**ACTION ITEM**
Your task is to copy all of the data exactly.

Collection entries
·····

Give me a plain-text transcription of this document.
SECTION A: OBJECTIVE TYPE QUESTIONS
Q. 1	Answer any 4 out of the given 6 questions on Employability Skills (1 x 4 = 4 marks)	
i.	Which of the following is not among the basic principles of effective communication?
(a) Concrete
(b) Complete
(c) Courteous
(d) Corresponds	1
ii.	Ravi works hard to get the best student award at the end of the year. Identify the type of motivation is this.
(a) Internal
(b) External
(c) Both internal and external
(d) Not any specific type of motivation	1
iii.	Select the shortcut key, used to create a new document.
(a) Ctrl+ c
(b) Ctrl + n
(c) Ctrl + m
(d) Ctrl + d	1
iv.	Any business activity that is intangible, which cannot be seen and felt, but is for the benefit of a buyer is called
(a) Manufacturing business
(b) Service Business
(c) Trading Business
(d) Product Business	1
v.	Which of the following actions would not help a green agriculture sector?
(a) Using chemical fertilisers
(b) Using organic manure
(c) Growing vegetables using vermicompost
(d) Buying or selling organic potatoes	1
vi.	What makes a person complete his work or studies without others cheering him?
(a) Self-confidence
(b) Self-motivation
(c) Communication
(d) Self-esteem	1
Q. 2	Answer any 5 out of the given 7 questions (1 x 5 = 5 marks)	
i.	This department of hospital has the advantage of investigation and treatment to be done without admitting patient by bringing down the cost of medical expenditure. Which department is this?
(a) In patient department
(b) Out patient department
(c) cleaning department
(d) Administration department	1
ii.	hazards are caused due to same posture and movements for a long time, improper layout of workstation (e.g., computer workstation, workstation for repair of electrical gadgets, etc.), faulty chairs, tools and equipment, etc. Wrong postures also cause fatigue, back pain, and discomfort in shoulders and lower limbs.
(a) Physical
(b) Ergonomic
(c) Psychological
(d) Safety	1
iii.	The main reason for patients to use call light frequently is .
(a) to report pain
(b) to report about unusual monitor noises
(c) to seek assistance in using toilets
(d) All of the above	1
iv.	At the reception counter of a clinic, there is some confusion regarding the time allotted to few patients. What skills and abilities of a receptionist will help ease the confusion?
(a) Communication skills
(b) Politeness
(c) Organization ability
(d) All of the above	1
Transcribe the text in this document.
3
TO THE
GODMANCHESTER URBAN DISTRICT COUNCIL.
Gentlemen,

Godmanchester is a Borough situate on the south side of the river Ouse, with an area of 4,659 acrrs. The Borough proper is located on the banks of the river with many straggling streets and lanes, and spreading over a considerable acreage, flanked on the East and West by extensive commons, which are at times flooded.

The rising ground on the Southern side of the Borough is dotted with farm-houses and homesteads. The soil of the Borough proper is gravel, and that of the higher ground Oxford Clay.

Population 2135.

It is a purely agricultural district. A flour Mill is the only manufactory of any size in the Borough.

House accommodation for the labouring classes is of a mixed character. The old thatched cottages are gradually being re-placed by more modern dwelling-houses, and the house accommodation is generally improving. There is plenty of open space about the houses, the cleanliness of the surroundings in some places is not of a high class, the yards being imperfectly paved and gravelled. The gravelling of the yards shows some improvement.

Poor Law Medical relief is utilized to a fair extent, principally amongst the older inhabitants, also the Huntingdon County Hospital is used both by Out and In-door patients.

·····

**SOLUTION TO THIS TASK**
Give me a plain-text transcription of this document.
SECTION A: OBJECTIVE TYPE QUESTIONS
Q. 1	Answer any 4 out of the given 6 questions on Employability Skills (1 x 4 = 4 marks)	
i.	Which of the following is not among the basic principles of effective communication?
(a) Concrete
(b) Complete
(c) Courteous
(d) Corresponds	1
ii.	Ravi works hard to get the best student award at the end of the year. Identify the type of motivation is this.
(a) Internal
(b) External
(c) Both internal and external
(d) Not any specific type of motivation	1
iii.	Select the shortcut key, used to create a new document.
(a) Ctrl+ c
(b) Ctrl + n
(c) Ctrl + m
(d) Ctrl + d	1
iv.	Any business activity that is intangible, which cannot be seen and felt, but is for the benefit of a buyer is called
(a) Manufacturing business
(b) Service Business
(c) Trading Business
(d) Product Business	1
v.	Which of the following actions would not help a green agriculture sector?
(a) Using chemical fertilisers
(b) Using organic manure
(c) Growing vegetables using vermicompost
(d) Buying or selling organic potatoes	1
vi.	What makes a person complete his work or studies without others cheering him?
(a) Self-confidence
(b) Self-motivation
(c) Communication
(d) Self-esteem	1
Q. 2	Answer any 5 out of the given 7 questions (1 x 5 = 5 marks)	
i.	This department of hospital has the advantage of investigation and treatment to be done without admitting patient by bringing down the cost of medical expenditure. Which department is this?
(a) In patient department
(b) Out patient department
(c) cleaning department
(d) Administration department	1
ii.	hazards are caused due to same posture and movements for a long time, improper layout of workstation (e.g., computer workstation, workstation for repair of electrical gadgets, etc.), faulty chairs, tools and equipment, etc. Wrong postures also cause fatigue, back pain, and discomfort in shoulders and lower limbs.
(a) Physical
(b) Ergonomic
(c) Psychological
(d) Safety	1
iii.	The main reason for patients to use call light frequently is .
(a) to report pain
(b) to report about unusual monitor noises
(c) to seek assistance in using toilets
(d) All of the above	1
iv.	At the reception counter of a clinic, there is some confusion regarding the time allotted to few patients. What skills and abilities of a receptionist will help ease the confusion?
(a) Communication skills
(b) Politeness
(c) Organization ability
(d) All of the above	1
Transcribe the text in this document.
3
TO THE
GODMANCHESTER URBAN DISTRICT COUNCIL.
Gentlemen,

Godmanchester is a Borough situate on the south side of the river Ouse, with an area of 4,659 acrrs. The Borough proper is located on the banks of the river with many straggling streets and lanes, and spreading over a considerable acreage, flanked on the East and West by extensive commons, which are at times flooded.

The rising ground on the Southern side of the Borough is dotted with farm-houses and homesteads. The soil of the Borough proper is gravel, and that of the higher ground Oxford Clay.

Population 2135.

It is a purely agricultural district. A flour Mill is the only manufactory of any size in the Borough.

House accommodation for the labouring classes is of a mixed character. The old thatched cottages are gradually being re-placed by more modern dwelling-houses, and the house accommodation is generally improving. There is plenty of open space about the houses, the cleanliness of the surroundings in some places is not of a high class, the yards being imperfectly paved and gravelled. The gravelling of the yards shows some improvement.

Poor Law Medical relief is utilized to a fair extent, principally amongst the older inhabitants, also the Huntingdon County Hospital is used both by Out and In-door patients.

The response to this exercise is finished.